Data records
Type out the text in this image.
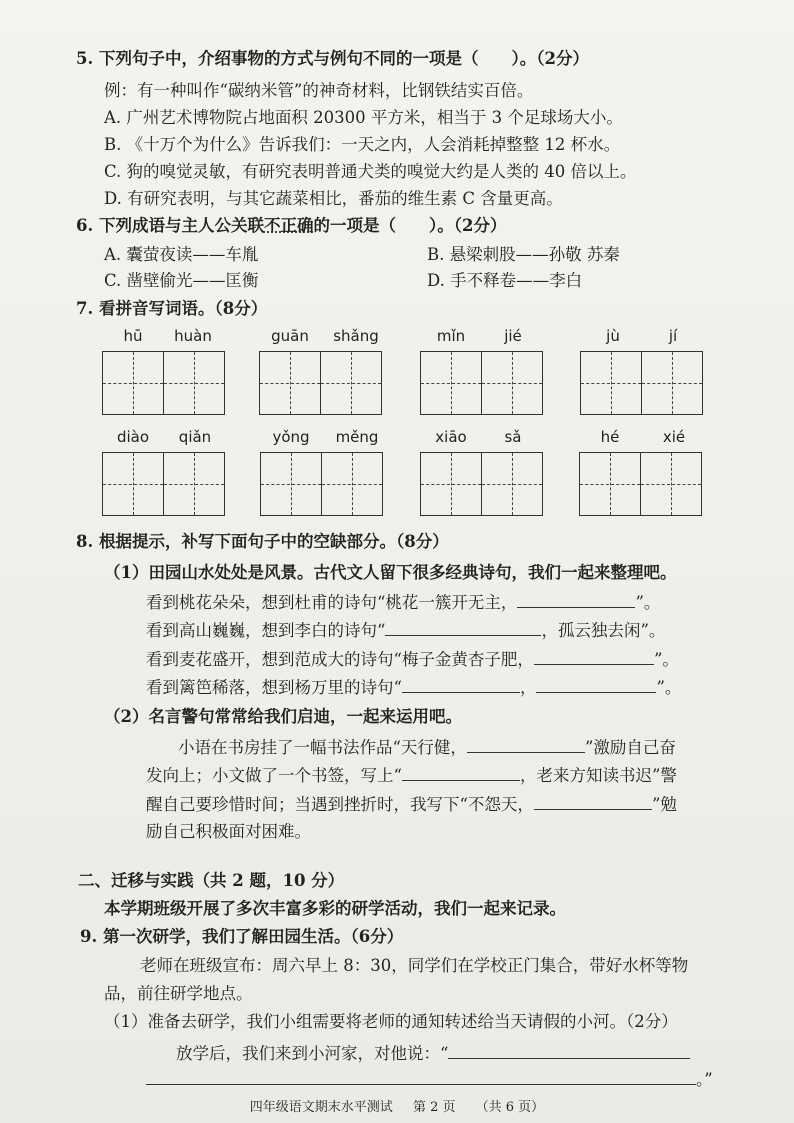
5. 下列句子中，介绍事物的方式与例句不同的一项是（　　）。（2分）
例：有一种叫作“碳纳米管”的神奇材料，比钢铁结实百倍。
A. 广州艺术博物院占地面积 20300 平方米，相当于 3 个足球场大小。
B. 《十万个为什么》告诉我们：一天之内，人会消耗掉整整 12 杯水。
C. 狗的嗅觉灵敏，有研究表明普通犬类的嗅觉大约是人类的 40 倍以上。
D. 有研究表明，与其它蔬菜相比，番茄的维生素 C 含量更高。
6. 下列成语与主人公关联不正确的一项是（　　）。（2分）
A. 囊萤夜读——车胤	B. 悬梁刺股——孙敬 苏秦
C. 凿壁偷光——匡衡	D. 手不释卷——李白
7. 看拼音写词语。（8分）
hū	huàn	guān	shǎng	mǐn	jié	jù	jí
diào	qiǎn	yǒng	měng	xiāo	sǎ	hé	xié
8. 根据提示，补写下面句子中的空缺部分。（8分）
（1）田园山水处处是风景。古代文人留下很多经典诗句，我们一起来整理吧。
看到桃花朵朵，想到杜甫的诗句“桃花一簇开无主，	”。
看到高山巍巍，想到李白的诗句“	，孤云独去闲”。
看到麦花盛开，想到范成大的诗句“梅子金黄杏子肥，	”。
看到篱笆稀落，想到杨万里的诗句“	，	”。
（2）名言警句常常给我们启迪，一起来运用吧。
小语在书房挂了一幅书法作品“天行健，	”激励自己奋
发向上；小文做了一个书签，写上“	，老来方知读书迟”警
醒自己要珍惜时间；当遇到挫折时，我写下“不怨天，	”勉
励自己积极面对困难。
二、迁移与实践（共 2 题，10 分）
本学期班级开展了多次丰富多彩的研学活动，我们一起来记录。
9. 第一次研学，我们了解田园生活。（6分）
老师在班级宣布：周六早上 8：30，同学们在学校正门集合，带好水杯等物
品，前往研学地点。
（1）准备去研学，我们小组需要将老师的通知转述给当天请假的小河。（2分）
放学后，我们来到小河家，对他说：“
。”
四年级语文期末水平测试 第 2 页 （共 6 页）
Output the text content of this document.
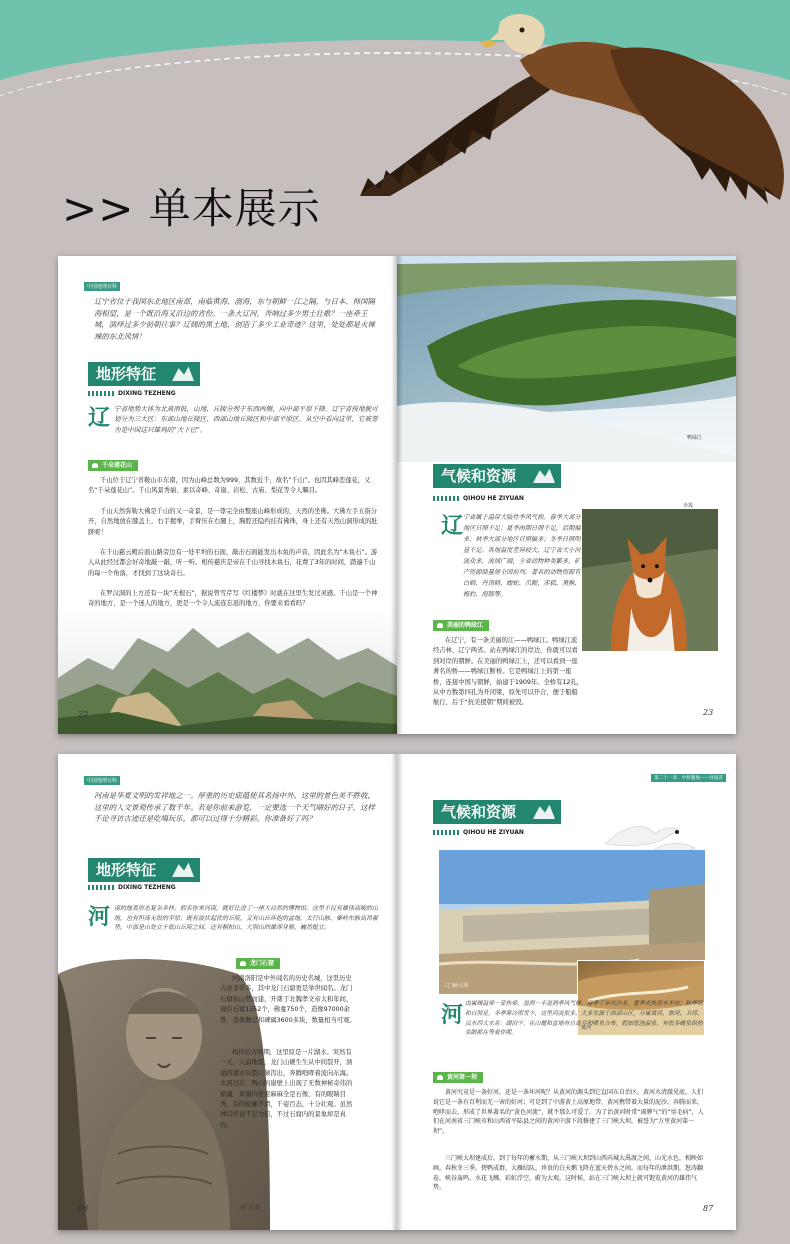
>> 单本展示
中国地理百科
辽宁省位于我国东北地区南部，南临黄海、渤海，东与朝鲜一江之隔，与日本、韩国隔海相望，是一个既沿海又沿边的省份。一条大辽河，奔响过多少男士壮歌？一座牵王城，演绎过多少前朝往事？辽阔的黑土地，创造了多少工业奇迹？这里，处处都是火辣辣的东北风情！
地形特征
DIXING TEZHENG
辽 宁省地势大体为北高南低，山地、丘陵分列于东西两侧，向中部平原下降。辽宁省按地貌可划分为三大区：东部山地丘陵区，西部山地丘陵区和中部平原区。从空中看向这里，它被誉为是中国这只雄鸡的“大下巴”。
千朵莲花山
千山位于辽宁省鞍山市东南，因为山峰总数为999，其数近千，故名“千山”。也因其峰峦莲花，又名“千朵莲花山”。千山风景秀丽、素以奇峰、奇崖、岩松、古庙、梨花等令人瞩目。
千山天然弥勒大佛是千山的又一奇景，是一尊完全由整座山峰形成的，天然的坐佛。大佛左手五指分开，自然地放在膝盖上，右手握拳，手臂压在右腿上，胸腔还隐约挂有佛珠，身上还有天然山洞形成的肚脐呢！
在千山慈云殿后面山路旁边有一处平坦的石面，敲击石面能发出木鱼的声音，因此名为“木鱼石”。游人从此经过都会好奇地敲一敲，听一听。相传慈庆是帝在千山寻找木鱼石，花费了3年的时间，踏遍千山的每一个角落，才找到了这块奇石。
在罗汉洞的上方还有一块“无根石”，据说曾雪芹写《红楼梦》时就在这里生发过灵感。千山是一个神奇的地方，是一个迷人的地方，更是一个令人流连忘返的地方，你要来看看吗？
22
鸭绿江
气候和资源
QIHOU HE ZIYUAN
辽 宁省属于温带大陆性季风气候。春季大部分地区日照不足；夏季雨期日照不足，后期偏多；秋季大部分地区日照偏多；冬季日照明显不足。各地温度差异较大，辽宁省大小河流众多，流域广阔，全省动物种类繁多，矿产资源储量居全国前列。著名的动物资源有白鹤、丹顶鹤、蝮蛇、爪鲵、赤狐、黑熊、梅豹、海豚等。
赤狐
美丽的鸭绿江
在辽宁，有一条美丽的江——鸭绿江。鸭绿江流经吉林、辽宁两省。站在鸭绿江的岸边，你就可以看到对岸的朝鲜。在美丽的鸭绿江上，还可以看到一座著名的桥——鸭绿江断桥。它是鸭绿江上的第一座桥，连接中国与朝鲜，始建于1909年。全桥有12孔，从中方数第四孔为开闭梁，原先可以开合，便于船船航行，后于“抗美援朝”期间被毁。
23
中国地理百科
河南是华夏文明的发祥地之一。厚重的历史底蕴使其名扬中外。这里的景色美不胜收，这里的人文景观传承了数千年。若是你前来游览，一定要选一个天气晴好的日子，这样不论寻访古迹还是吃喝玩乐，都可以过得十分精彩。你准备好了吗？
地形特征
DIXING TEZHENG
河 南的地表形态复杂多样。假若你来河南，就好比进了一座大自然的博物馆。这里不仅有雄伟高峻的山地，也有坦荡无垠的平原；既有波状起伏的丘陵，又有山丘环抱的盆地，太行山脉、秦岭东脉高昂蓄势，中部是山处立于低山丘陵之间，还有桐柏山、大别山的雄浑身躯，巍然挺立。
龙门石窟
龙门石窟
河南洛阳是中外闻名的历史名城，这里历史古迹非常多，其中龙门石窟更是举世闻名。龙门石窟依山势而建，开凿于北魏孝文帝太和年间，现存石窟1352个，佛龛750个，造像97000余尊，造像题记和碑碣3600多块，数量相当可观。
相传远古时期，这里原是一片湖水。突然有一天，天崩地裂，龙门山硬生生从中间裂开，汹涌的湖水从裂口倾泻出，奔腾咆哮着流向东海。水流过后，两山的崖壁上出现了无数神秘奇伟的窟窿，窟窿内密密麻麻全是石像，有的眼睛目秀，有的轮廓不清，千姿百态，十分壮观。虽然神话传说不足为信，不过石窟内的景象却是真的。
86
第二十一章 中原腹地——河南省
气候和资源
QIHOU HE ZIYUAN
三门峡大坝
黄河
河 南属暖温带－亚热带、湿润－半湿润季风气候。春季干旱风沙多，夏季炎热雨水丰沛；秋季晴和日照足，冬季寒冷雨雪少，这里河流很多，大多发源于西部山区，分属黄河、淮河、卫河、汉水四大水系：湖泊少。在山麓和盆地有自流井和喷泉分布。假如您泡温泉，有很多暖泉供热泉眼都在等着你呢。
黄河第一坝
黄河究竟是一条好河，还是一条坏河呢？从黄河的源头到它直国东自治区，黄河水清澈见底，人们说它是一条有百利而无一害的好河；可是到了中游黄土高原地带，黄河携带着大量的泥沙，奔腾而来，咆哮而去，形成了世界著名的“黄色河流”，就不那么可爱了。为了治黄河时常“闹脾气”的“臭毛病”，人们在河南省三门峡市和山西省平陆县之间的黄河中游下段修建了三门峡大坝，被誉为“万里黄河第一坝”。
三门峡大坝建成后，到了每年的蓄水期，从三门峡大坝到山西芮城大禹渡之间，山光水色，相映如画。春秋冬三季，碧鸭成群，大雁结队，珍贵的白天鹅飞降在蓝天碧水之间。而每年的泄洪期，怒涛翻卷，峡谷轰鸣，水花飞溅，彩虹浮空，蔚为大观。这时候，站在三门峡大坝上就可饱览黄河的雄伟气势。
87
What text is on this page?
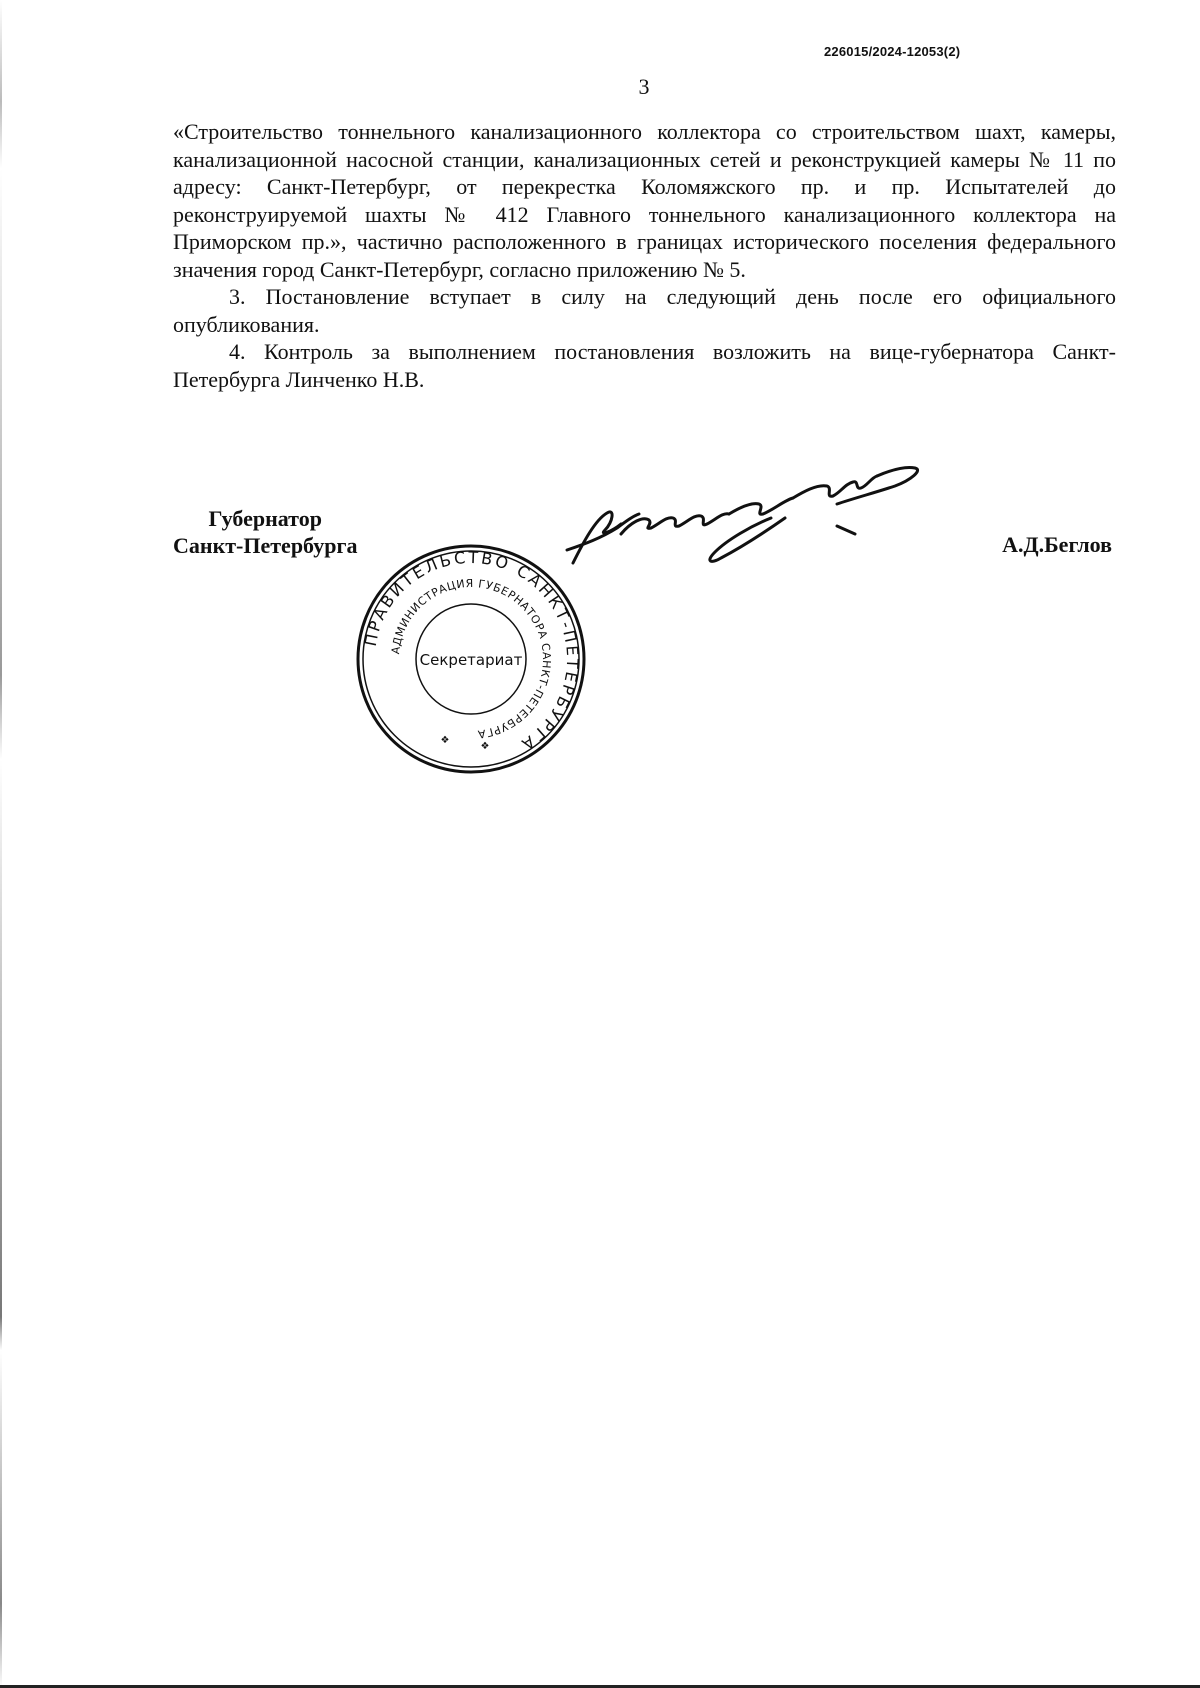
226015/2024-12053(2)
3

«Строительство тоннельного канализационного коллектора со строительством шахт, камеры, канализационной насосной станции, канализационных сетей и реконструкцией камеры № 11 по адресу: Санкт-Петербург, от перекрестка Коломяжского пр. и пр. Испытателей до реконструируемой шахты № 412 Главного тоннельного канализационного коллектора на Приморском пр.», частично расположенного в границах исторического поселения федерального значения город Санкт-Петербург, согласно приложению № 5.

3. Постановление вступает в силу на следующий день после его официального опубликования.

4. Контроль за выполнением постановления возложить на вице-губернатора Санкт-Петербурга Линченко Н.В.

Губернатор
Санкт-Петербурга
ПРАВИТЕЛЬСТВО САНКТ-ПЕТЕРБУРГА
АДМИНИСТРАЦИЯ ГУБЕРНАТОРА САНКТ-ПЕТЕРБУРГА
Секретариат
❖
❖
А.Д.Беглов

[WORK TO BE COMPLETED] Pictures stay out; retype only the lines from the line containing "What text is on this page?" through the end of the listing, inclusive, exactly as they appear.

[EXERCISE RESULT]
What text is on this page?
226015/2024-12053(2)
3

«Строительство тоннельного канализационного коллектора со строительством шахт, камеры, канализационной насосной станции, канализационных сетей и реконструкцией камеры № 11 по адресу: Санкт-Петербург, от перекрестка Коломяжского пр. и пр. Испытателей до реконструируемой шахты № 412 Главного тоннельного канализационного коллектора на Приморском пр.», частично расположенного в границах исторического поселения федерального значения город Санкт-Петербург, согласно приложению № 5.

3. Постановление вступает в силу на следующий день после его официального опубликования.

4. Контроль за выполнением постановления возложить на вице-губернатора Санкт-Петербурга Линченко Н.В.

Губернатор
Санкт-Петербурга
ПРАВИТЕЛЬСТВО САНКТ-ПЕТЕРБУРГА
АДМИНИСТРАЦИЯ ГУБЕРНАТОРА САНКТ-ПЕТЕРБУРГА
Секретариат
❖
❖
А.Д.Беглов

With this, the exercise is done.